## Your instructions
Examine the material below. Gather every line in which the string "orientation" appears.

_ _ _

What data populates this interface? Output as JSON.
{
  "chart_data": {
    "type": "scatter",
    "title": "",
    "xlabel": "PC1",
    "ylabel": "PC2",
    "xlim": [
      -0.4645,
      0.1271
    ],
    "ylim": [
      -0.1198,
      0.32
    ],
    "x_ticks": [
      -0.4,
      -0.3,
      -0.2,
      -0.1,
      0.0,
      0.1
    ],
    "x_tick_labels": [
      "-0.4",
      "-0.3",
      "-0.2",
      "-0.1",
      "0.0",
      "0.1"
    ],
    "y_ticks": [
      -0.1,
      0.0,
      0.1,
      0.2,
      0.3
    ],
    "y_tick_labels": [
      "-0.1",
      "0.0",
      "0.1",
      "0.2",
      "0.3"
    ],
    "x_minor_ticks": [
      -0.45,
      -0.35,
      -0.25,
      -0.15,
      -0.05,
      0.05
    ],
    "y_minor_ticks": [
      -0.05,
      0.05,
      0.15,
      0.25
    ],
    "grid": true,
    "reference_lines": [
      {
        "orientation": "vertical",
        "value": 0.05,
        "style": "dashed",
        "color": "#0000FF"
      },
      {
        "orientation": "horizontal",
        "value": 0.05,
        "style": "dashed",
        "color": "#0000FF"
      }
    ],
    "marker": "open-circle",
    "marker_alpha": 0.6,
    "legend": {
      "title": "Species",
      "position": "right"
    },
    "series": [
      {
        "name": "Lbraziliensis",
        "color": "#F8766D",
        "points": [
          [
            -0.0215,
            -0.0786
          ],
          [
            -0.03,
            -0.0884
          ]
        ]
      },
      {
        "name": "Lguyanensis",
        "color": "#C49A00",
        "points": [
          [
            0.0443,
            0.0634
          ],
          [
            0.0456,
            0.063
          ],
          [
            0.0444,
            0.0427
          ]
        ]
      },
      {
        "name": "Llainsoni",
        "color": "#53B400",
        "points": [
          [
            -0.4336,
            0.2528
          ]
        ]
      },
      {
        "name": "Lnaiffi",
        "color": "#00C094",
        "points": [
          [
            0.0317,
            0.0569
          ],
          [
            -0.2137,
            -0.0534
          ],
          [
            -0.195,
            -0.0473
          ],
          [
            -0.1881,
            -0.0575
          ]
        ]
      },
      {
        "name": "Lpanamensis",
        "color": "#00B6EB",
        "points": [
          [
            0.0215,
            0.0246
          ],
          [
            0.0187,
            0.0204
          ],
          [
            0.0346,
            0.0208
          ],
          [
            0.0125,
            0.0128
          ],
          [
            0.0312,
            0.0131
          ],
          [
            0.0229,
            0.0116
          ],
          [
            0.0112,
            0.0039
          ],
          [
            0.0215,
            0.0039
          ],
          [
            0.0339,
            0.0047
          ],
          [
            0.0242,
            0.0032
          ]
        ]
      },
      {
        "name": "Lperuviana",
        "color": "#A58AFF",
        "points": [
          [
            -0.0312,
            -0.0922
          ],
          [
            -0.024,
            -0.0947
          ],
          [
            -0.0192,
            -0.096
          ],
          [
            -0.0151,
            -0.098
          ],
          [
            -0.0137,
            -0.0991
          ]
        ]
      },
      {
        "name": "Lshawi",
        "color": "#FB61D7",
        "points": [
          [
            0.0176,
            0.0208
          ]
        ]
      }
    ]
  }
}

_ _ _

## Written response
        "orientation": "vertical",
        "orientation": "horizontal",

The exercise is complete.